* **STATED PROBLEM**
Make an exact copy of the listing below.

***** TASK INPUT *****

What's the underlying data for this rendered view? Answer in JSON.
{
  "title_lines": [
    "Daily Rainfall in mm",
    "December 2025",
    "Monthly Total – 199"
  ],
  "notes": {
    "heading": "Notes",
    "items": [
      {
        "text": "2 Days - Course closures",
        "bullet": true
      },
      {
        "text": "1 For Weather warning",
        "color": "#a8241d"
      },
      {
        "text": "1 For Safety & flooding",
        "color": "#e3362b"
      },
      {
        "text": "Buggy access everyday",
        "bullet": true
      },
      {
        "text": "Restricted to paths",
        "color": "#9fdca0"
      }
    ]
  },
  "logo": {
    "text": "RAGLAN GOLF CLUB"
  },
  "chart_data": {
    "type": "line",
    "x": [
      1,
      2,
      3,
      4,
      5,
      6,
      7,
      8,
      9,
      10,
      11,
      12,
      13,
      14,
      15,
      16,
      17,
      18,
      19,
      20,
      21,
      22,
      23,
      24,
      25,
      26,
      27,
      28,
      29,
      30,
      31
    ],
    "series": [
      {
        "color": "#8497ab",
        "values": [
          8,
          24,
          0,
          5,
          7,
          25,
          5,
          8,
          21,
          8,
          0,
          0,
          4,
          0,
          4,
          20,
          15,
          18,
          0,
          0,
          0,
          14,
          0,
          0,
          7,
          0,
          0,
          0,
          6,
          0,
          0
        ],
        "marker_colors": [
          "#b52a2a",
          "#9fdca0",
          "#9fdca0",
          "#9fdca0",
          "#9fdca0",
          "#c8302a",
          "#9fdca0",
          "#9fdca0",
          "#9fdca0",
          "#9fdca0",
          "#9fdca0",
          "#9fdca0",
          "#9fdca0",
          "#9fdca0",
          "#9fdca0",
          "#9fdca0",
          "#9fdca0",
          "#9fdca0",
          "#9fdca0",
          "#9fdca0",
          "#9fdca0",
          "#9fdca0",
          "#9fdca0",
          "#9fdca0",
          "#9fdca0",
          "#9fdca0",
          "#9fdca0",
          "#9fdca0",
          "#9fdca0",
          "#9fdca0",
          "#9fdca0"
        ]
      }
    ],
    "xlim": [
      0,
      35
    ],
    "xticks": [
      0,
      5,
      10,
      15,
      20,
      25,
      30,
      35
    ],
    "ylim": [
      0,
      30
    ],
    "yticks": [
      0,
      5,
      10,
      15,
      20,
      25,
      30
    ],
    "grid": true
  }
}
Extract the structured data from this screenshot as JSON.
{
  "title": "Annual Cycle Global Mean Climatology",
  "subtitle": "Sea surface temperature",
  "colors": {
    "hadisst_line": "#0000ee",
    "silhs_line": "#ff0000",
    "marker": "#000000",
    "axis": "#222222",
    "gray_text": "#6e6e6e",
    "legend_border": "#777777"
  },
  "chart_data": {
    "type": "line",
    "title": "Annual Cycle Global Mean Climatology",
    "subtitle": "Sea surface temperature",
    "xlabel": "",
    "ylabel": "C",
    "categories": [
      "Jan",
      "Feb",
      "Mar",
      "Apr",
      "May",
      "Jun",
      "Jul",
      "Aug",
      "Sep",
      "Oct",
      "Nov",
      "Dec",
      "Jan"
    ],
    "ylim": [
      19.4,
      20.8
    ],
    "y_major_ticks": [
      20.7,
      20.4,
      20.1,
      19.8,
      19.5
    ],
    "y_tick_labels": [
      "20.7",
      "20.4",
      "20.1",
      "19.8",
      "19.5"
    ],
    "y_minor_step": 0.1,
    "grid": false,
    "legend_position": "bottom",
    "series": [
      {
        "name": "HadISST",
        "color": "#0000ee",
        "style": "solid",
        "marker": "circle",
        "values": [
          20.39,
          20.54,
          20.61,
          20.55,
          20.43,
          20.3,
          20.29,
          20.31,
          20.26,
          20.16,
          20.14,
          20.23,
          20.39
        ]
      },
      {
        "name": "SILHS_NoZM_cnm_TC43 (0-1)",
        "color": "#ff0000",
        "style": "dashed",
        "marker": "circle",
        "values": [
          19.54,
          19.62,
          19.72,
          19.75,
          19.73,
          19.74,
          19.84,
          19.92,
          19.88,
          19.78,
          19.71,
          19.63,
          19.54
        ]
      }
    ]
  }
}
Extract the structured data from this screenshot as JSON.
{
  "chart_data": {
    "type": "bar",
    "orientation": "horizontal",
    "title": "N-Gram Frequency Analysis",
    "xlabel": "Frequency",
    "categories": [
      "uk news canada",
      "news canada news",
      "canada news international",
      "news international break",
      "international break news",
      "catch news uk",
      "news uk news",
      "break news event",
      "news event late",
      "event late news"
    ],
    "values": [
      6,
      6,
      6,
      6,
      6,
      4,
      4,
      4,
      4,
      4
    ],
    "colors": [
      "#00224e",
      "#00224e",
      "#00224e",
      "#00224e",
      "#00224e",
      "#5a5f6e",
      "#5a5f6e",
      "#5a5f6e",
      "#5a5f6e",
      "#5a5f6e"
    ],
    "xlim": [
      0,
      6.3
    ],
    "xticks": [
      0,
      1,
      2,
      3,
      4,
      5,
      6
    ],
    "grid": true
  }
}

*****

* **RESPONSE**
What's the underlying data for this rendered view? Answer in JSON.
{
  "title_lines": [
    "Daily Rainfall in mm",
    "December 2025",
    "Monthly Total – 199"
  ],
  "notes": {
    "heading": "Notes",
    "items": [
      {
        "text": "2 Days - Course closures",
        "bullet": true
      },
      {
        "text": "1 For Weather warning",
        "color": "#a8241d"
      },
      {
        "text": "1 For Safety & flooding",
        "color": "#e3362b"
      },
      {
        "text": "Buggy access everyday",
        "bullet": true
      },
      {
        "text": "Restricted to paths",
        "color": "#9fdca0"
      }
    ]
  },
  "logo": {
    "text": "RAGLAN GOLF CLUB"
  },
  "chart_data": {
    "type": "line",
    "x": [
      1,
      2,
      3,
      4,
      5,
      6,
      7,
      8,
      9,
      10,
      11,
      12,
      13,
      14,
      15,
      16,
      17,
      18,
      19,
      20,
      21,
      22,
      23,
      24,
      25,
      26,
      27,
      28,
      29,
      30,
      31
    ],
    "series": [
      {
        "color": "#8497ab",
        "values": [
          8,
          24,
          0,
          5,
          7,
          25,
          5,
          8,
          21,
          8,
          0,
          0,
          4,
          0,
          4,
          20,
          15,
          18,
          0,
          0,
          0,
          14,
          0,
          0,
          7,
          0,
          0,
          0,
          6,
          0,
          0
        ],
        "marker_colors": [
          "#b52a2a",
          "#9fdca0",
          "#9fdca0",
          "#9fdca0",
          "#9fdca0",
          "#c8302a",
          "#9fdca0",
          "#9fdca0",
          "#9fdca0",
          "#9fdca0",
          "#9fdca0",
          "#9fdca0",
          "#9fdca0",
          "#9fdca0",
          "#9fdca0",
          "#9fdca0",
          "#9fdca0",
          "#9fdca0",
          "#9fdca0",
          "#9fdca0",
          "#9fdca0",
          "#9fdca0",
          "#9fdca0",
          "#9fdca0",
          "#9fdca0",
          "#9fdca0",
          "#9fdca0",
          "#9fdca0",
          "#9fdca0",
          "#9fdca0",
          "#9fdca0"
        ]
      }
    ],
    "xlim": [
      0,
      35
    ],
    "xticks": [
      0,
      5,
      10,
      15,
      20,
      25,
      30,
      35
    ],
    "ylim": [
      0,
      30
    ],
    "yticks": [
      0,
      5,
      10,
      15,
      20,
      25,
      30
    ],
    "grid": true
  }
}
Extract the structured data from this screenshot as JSON.
{
  "title": "Annual Cycle Global Mean Climatology",
  "subtitle": "Sea surface temperature",
  "colors": {
    "hadisst_line": "#0000ee",
    "silhs_line": "#ff0000",
    "marker": "#000000",
    "axis": "#222222",
    "gray_text": "#6e6e6e",
    "legend_border": "#777777"
  },
  "chart_data": {
    "type": "line",
    "title": "Annual Cycle Global Mean Climatology",
    "subtitle": "Sea surface temperature",
    "xlabel": "",
    "ylabel": "C",
    "categories": [
      "Jan",
      "Feb",
      "Mar",
      "Apr",
      "May",
      "Jun",
      "Jul",
      "Aug",
      "Sep",
      "Oct",
      "Nov",
      "Dec",
      "Jan"
    ],
    "ylim": [
      19.4,
      20.8
    ],
    "y_major_ticks": [
      20.7,
      20.4,
      20.1,
      19.8,
      19.5
    ],
    "y_tick_labels": [
      "20.7",
      "20.4",
      "20.1",
      "19.8",
      "19.5"
    ],
    "y_minor_step": 0.1,
    "grid": false,
    "legend_position": "bottom",
    "series": [
      {
        "name": "HadISST",
        "color": "#0000ee",
        "style": "solid",
        "marker": "circle",
        "values": [
          20.39,
          20.54,
          20.61,
          20.55,
          20.43,
          20.3,
          20.29,
          20.31,
          20.26,
          20.16,
          20.14,
          20.23,
          20.39
        ]
      },
      {
        "name": "SILHS_NoZM_cnm_TC43 (0-1)",
        "color": "#ff0000",
        "style": "dashed",
        "marker": "circle",
        "values": [
          19.54,
          19.62,
          19.72,
          19.75,
          19.73,
          19.74,
          19.84,
          19.92,
          19.88,
          19.78,
          19.71,
          19.63,
          19.54
        ]
      }
    ]
  }
}
Extract the structured data from this screenshot as JSON.
{
  "chart_data": {
    "type": "bar",
    "orientation": "horizontal",
    "title": "N-Gram Frequency Analysis",
    "xlabel": "Frequency",
    "categories": [
      "uk news canada",
      "news canada news",
      "canada news international",
      "news international break",
      "international break news",
      "catch news uk",
      "news uk news",
      "break news event",
      "news event late",
      "event late news"
    ],
    "values": [
      6,
      6,
      6,
      6,
      6,
      4,
      4,
      4,
      4,
      4
    ],
    "colors": [
      "#00224e",
      "#00224e",
      "#00224e",
      "#00224e",
      "#00224e",
      "#5a5f6e",
      "#5a5f6e",
      "#5a5f6e",
      "#5a5f6e",
      "#5a5f6e"
    ],
    "xlim": [
      0,
      6.3
    ],
    "xticks": [
      0,
      1,
      2,
      3,
      4,
      5,
      6
    ],
    "grid": true
  }
}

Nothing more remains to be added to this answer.